*Prompt:* Every entry below must be repeated exactly; skip the pictures.

*The records:*
===
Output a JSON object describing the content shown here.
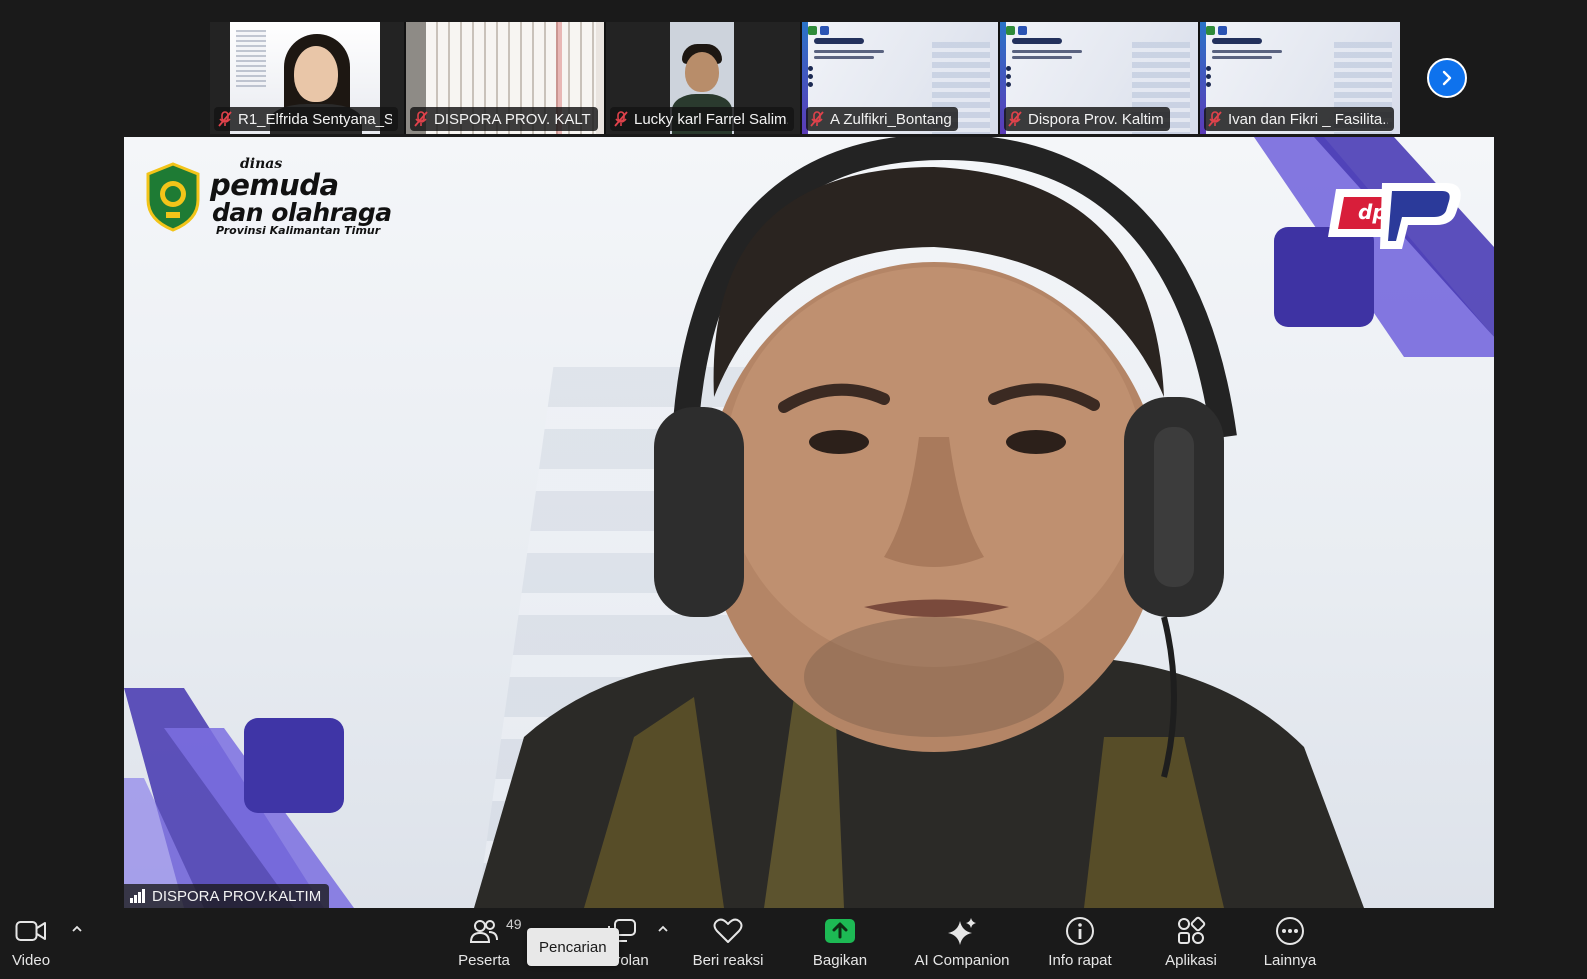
{
  "participants": [
    {
      "name": "R1_Elfrida Sentyana_S...",
      "muted": true,
      "kind": "person-female"
    },
    {
      "name": "DISPORA PROV. KALTI...",
      "muted": true,
      "kind": "room"
    },
    {
      "name": "Lucky karl Farrel Salim...",
      "muted": true,
      "kind": "person-male"
    },
    {
      "name": "A Zulfikri_Bontang",
      "muted": true,
      "kind": "slide"
    },
    {
      "name": "Dispora Prov. Kaltim",
      "muted": true,
      "kind": "slide"
    },
    {
      "name": "Ivan dan Fikri _ Fasilita...",
      "muted": true,
      "kind": "slide"
    }
  ],
  "main": {
    "speaker": "DISPORA PROV.KALTIM",
    "logo": {
      "line1": "dinas",
      "line2": "pemuda",
      "line3": "dan olahraga",
      "line4": "Provinsi Kalimantan Timur"
    },
    "brand_mark": "dp"
  },
  "toolbar": {
    "video": "Video",
    "participants": "Peserta",
    "participant_count": "49",
    "search_tooltip": "Pencarian",
    "chat": "Obrolan",
    "react": "Beri reaksi",
    "share": "Bagikan",
    "ai": "AI Companion",
    "info": "Info rapat",
    "apps": "Aplikasi",
    "more": "Lainnya"
  },
  "colors": {
    "accent_blue": "#0e72ed",
    "share_green": "#1db954",
    "mute_red": "#e0424b",
    "decor_purple": "#5b4bc4"
  },
  "icons": {
    "next": "chevron-right-icon",
    "mute": "mic-muted-icon",
    "signal": "signal-bars-icon"
  }
}
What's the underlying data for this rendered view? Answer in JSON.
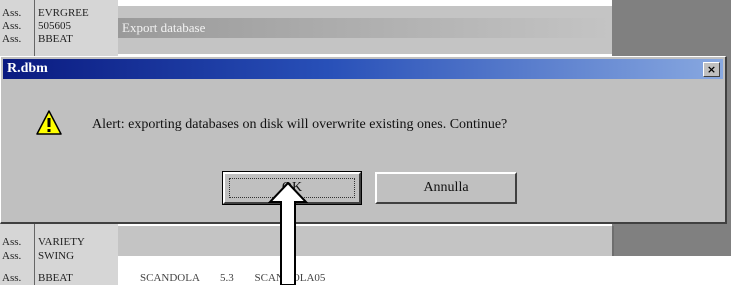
{
  "background": {
    "rows_top": [
      {
        "col1": "Ass.",
        "col2": "EVRGREE"
      },
      {
        "col1": "Ass.",
        "col2": "505605"
      },
      {
        "col1": "Ass.",
        "col2": "BBEAT"
      }
    ],
    "rows_bottom": [
      {
        "col1": "Ass.",
        "col2": "VARIETY"
      },
      {
        "col1": "Ass.",
        "col2": "SWING"
      },
      {
        "col1": "Ass.",
        "col2": "BBEAT"
      }
    ],
    "bottom_strip_text": "SCANDOLA 5.3 SCANDOLA05",
    "export_window_title": "Export database"
  },
  "dialog": {
    "title": "R.dbm",
    "close_label": "×",
    "message": "Alert: exporting databases on disk will overwrite existing ones. Continue?",
    "icon": "warning-icon",
    "ok_label": "OK",
    "cancel_label": "Annulla"
  },
  "colors": {
    "titlebar_start": "#0a1a80",
    "titlebar_end": "#88a8e0",
    "dialog_bg": "#c0c0c0",
    "warning_yellow": "#ffff00"
  }
}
===
*Task answer:*
Output a JSON object describing the content shown here.
{
  "participants": [
    {
      "name": "R1_Elfrida Sentyana_S...",
      "muted": true,
      "kind": "person-female"
    },
    {
      "name": "DISPORA PROV. KALTI...",
      "muted": true,
      "kind": "room"
    },
    {
      "name": "Lucky karl Farrel Salim...",
      "muted": true,
      "kind": "person-male"
    },
    {
      "name": "A Zulfikri_Bontang",
      "muted": true,
      "kind": "slide"
    },
    {
      "name": "Dispora Prov. Kaltim",
      "muted": true,
      "kind": "slide"
    },
    {
      "name": "Ivan dan Fikri _ Fasilita...",
      "muted": true,
      "kind": "slide"
    }
  ],
  "main": {
    "speaker": "DISPORA PROV.KALTIM",
    "logo": {
      "line1": "dinas",
      "line2": "pemuda",
      "line3": "dan olahraga",
      "line4": "Provinsi Kalimantan Timur"
    },
    "brand_mark": "dp"
  },
  "toolbar": {
    "video": "Video",
    "participants": "Peserta",
    "participant_count": "49",
    "search_tooltip": "Pencarian",
    "chat": "Obrolan",
    "react": "Beri reaksi",
    "share": "Bagikan",
    "ai": "AI Companion",
    "info": "Info rapat",
    "apps": "Aplikasi",
    "more": "Lainnya"
  },
  "colors": {
    "accent_blue": "#0e72ed",
    "share_green": "#1db954",
    "mute_red": "#e0424b",
    "decor_purple": "#5b4bc4"
  },
  "icons": {
    "next": "chevron-right-icon",
    "mute": "mic-muted-icon",
    "signal": "signal-bars-icon"
  }
}
What's the underlying data for this rendered view? Answer in JSON.
{
  "background": {
    "rows_top": [
      {
        "col1": "Ass.",
        "col2": "EVRGREE"
      },
      {
        "col1": "Ass.",
        "col2": "505605"
      },
      {
        "col1": "Ass.",
        "col2": "BBEAT"
      }
    ],
    "rows_bottom": [
      {
        "col1": "Ass.",
        "col2": "VARIETY"
      },
      {
        "col1": "Ass.",
        "col2": "SWING"
      },
      {
        "col1": "Ass.",
        "col2": "BBEAT"
      }
    ],
    "bottom_strip_text": "SCANDOLA 5.3 SCANDOLA05",
    "export_window_title": "Export database"
  },
  "dialog": {
    "title": "R.dbm",
    "close_label": "×",
    "message": "Alert: exporting databases on disk will overwrite existing ones. Continue?",
    "icon": "warning-icon",
    "ok_label": "OK",
    "cancel_label": "Annulla"
  },
  "colors": {
    "titlebar_start": "#0a1a80",
    "titlebar_end": "#88a8e0",
    "dialog_bg": "#c0c0c0",
    "warning_yellow": "#ffff00"
  }
}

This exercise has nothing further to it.